— Start Data records —
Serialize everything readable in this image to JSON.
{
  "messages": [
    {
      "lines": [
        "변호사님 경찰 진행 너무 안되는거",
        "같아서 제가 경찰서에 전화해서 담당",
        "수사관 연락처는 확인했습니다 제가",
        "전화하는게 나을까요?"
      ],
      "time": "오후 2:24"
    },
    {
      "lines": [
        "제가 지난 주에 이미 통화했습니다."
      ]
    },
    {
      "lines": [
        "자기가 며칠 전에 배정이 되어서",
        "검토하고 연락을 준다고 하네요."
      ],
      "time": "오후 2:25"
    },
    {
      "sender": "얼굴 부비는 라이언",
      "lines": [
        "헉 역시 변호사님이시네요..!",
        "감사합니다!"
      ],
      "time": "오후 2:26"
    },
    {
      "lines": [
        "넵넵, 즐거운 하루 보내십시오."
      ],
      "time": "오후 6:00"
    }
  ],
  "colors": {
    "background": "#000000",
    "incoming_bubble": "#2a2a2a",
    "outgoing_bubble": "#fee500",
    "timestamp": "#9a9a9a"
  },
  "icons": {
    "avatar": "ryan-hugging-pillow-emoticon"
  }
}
— End Data records —
# Problem requirements
Your task is to output all of the data above word for word.

# Completed task
Serialize everything readable in this image to JSON.
{
  "messages": [
    {
      "lines": [
        "변호사님 경찰 진행 너무 안되는거",
        "같아서 제가 경찰서에 전화해서 담당",
        "수사관 연락처는 확인했습니다 제가",
        "전화하는게 나을까요?"
      ],
      "time": "오후 2:24"
    },
    {
      "lines": [
        "제가 지난 주에 이미 통화했습니다."
      ]
    },
    {
      "lines": [
        "자기가 며칠 전에 배정이 되어서",
        "검토하고 연락을 준다고 하네요."
      ],
      "time": "오후 2:25"
    },
    {
      "sender": "얼굴 부비는 라이언",
      "lines": [
        "헉 역시 변호사님이시네요..!",
        "감사합니다!"
      ],
      "time": "오후 2:26"
    },
    {
      "lines": [
        "넵넵, 즐거운 하루 보내십시오."
      ],
      "time": "오후 6:00"
    }
  ],
  "colors": {
    "background": "#000000",
    "incoming_bubble": "#2a2a2a",
    "outgoing_bubble": "#fee500",
    "timestamp": "#9a9a9a"
  },
  "icons": {
    "avatar": "ryan-hugging-pillow-emoticon"
  }
}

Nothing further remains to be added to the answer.